Challenge: Scan the listing below and copy every line holding "value".

Collected data:
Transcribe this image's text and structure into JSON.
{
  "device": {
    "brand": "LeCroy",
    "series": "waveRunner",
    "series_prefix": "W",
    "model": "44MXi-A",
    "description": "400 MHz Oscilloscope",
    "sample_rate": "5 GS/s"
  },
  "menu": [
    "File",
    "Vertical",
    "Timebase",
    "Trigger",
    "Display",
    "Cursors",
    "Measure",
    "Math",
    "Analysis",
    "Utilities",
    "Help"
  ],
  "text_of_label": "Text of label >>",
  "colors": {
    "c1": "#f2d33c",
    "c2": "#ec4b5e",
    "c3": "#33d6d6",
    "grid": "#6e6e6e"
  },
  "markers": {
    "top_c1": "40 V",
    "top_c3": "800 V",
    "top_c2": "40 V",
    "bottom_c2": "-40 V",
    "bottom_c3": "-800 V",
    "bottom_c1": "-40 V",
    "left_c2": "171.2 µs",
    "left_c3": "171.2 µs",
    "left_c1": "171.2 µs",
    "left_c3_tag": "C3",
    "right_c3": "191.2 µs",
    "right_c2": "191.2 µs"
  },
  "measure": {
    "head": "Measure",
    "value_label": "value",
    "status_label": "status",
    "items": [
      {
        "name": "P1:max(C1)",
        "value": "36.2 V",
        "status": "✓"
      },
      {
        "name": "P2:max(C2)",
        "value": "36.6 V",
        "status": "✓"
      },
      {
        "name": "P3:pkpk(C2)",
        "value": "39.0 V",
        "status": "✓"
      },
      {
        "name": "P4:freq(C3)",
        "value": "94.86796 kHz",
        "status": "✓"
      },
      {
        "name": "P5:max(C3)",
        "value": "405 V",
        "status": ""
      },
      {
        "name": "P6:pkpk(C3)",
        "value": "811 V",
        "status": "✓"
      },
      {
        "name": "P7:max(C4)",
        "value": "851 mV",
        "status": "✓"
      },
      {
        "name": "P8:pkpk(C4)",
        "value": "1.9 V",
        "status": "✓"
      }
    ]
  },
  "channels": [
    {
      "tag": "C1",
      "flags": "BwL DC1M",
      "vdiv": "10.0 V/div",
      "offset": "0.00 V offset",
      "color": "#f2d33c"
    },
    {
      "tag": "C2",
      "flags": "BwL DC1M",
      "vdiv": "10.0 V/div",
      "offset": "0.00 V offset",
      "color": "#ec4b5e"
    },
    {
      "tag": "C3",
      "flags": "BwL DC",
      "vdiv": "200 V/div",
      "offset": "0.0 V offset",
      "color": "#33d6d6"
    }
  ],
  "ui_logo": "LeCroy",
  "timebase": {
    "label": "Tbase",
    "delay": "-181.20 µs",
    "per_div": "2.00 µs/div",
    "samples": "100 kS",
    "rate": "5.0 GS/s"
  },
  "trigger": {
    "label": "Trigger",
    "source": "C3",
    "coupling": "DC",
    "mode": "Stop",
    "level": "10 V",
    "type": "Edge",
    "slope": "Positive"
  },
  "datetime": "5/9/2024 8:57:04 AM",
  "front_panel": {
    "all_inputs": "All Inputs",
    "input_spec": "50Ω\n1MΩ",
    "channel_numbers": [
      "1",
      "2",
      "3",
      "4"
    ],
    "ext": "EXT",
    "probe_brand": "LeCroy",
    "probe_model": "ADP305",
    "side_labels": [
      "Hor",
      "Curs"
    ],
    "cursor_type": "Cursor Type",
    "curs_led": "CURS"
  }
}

Right answer:
    "value_label": "value",
        "value": "36.2 V",
        "value": "36.6 V",
        "value": "39.0 V",
        "value": "94.86796 kHz",
        "value": "405 V",
        "value": "811 V",
        "value": "851 mV",
        "value": "1.9 V",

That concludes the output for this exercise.